Lines of data:
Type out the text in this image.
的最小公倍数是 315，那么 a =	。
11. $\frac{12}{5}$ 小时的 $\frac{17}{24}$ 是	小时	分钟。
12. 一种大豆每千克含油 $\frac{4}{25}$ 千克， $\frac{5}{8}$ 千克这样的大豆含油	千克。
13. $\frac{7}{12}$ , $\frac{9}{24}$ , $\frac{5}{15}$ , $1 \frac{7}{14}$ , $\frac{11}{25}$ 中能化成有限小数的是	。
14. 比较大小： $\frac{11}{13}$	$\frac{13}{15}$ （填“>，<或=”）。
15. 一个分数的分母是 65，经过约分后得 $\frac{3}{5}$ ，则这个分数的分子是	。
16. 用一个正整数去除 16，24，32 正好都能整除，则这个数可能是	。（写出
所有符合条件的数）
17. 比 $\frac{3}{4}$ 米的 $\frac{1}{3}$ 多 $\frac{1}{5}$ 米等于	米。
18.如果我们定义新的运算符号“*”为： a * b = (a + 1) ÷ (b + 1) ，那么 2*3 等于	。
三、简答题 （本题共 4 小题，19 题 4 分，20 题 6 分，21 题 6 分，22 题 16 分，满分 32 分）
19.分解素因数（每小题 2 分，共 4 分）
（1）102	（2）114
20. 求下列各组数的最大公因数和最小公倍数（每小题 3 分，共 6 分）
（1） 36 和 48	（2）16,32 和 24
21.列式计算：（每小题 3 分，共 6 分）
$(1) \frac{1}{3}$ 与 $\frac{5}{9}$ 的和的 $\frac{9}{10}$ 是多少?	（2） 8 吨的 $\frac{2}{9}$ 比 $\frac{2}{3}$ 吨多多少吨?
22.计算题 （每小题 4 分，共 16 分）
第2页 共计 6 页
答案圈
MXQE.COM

Given instruction:
Repeat every record exactly as written, please.

The output:
Type out the text in this image.
的最小公倍数是 315，那么 a =	。
11. $\frac{12}{5}$ 小时的 $\frac{17}{24}$ 是	小时	分钟。
12. 一种大豆每千克含油 $\frac{4}{25}$ 千克， $\frac{5}{8}$ 千克这样的大豆含油	千克。
13. $\frac{7}{12}$ , $\frac{9}{24}$ , $\frac{5}{15}$ , $1 \frac{7}{14}$ , $\frac{11}{25}$ 中能化成有限小数的是	。
14. 比较大小： $\frac{11}{13}$	$\frac{13}{15}$ （填“>，<或=”）。
15. 一个分数的分母是 65，经过约分后得 $\frac{3}{5}$ ，则这个分数的分子是	。
16. 用一个正整数去除 16，24，32 正好都能整除，则这个数可能是	。（写出
所有符合条件的数）
17. 比 $\frac{3}{4}$ 米的 $\frac{1}{3}$ 多 $\frac{1}{5}$ 米等于	米。
18.如果我们定义新的运算符号“*”为： a * b = (a + 1) ÷ (b + 1) ，那么 2*3 等于	。
三、简答题 （本题共 4 小题，19 题 4 分，20 题 6 分，21 题 6 分，22 题 16 分，满分 32 分）
19.分解素因数（每小题 2 分，共 4 分）
（1）102	（2）114
20. 求下列各组数的最大公因数和最小公倍数（每小题 3 分，共 6 分）
（1） 36 和 48	（2）16,32 和 24
21.列式计算：（每小题 3 分，共 6 分）
$(1) \frac{1}{3}$ 与 $\frac{5}{9}$ 的和的 $\frac{9}{10}$ 是多少?	（2） 8 吨的 $\frac{2}{9}$ 比 $\frac{2}{3}$ 吨多多少吨?
22.计算题 （每小题 4 分，共 16 分）
第2页 共计 6 页
答案圈
MXQE.COM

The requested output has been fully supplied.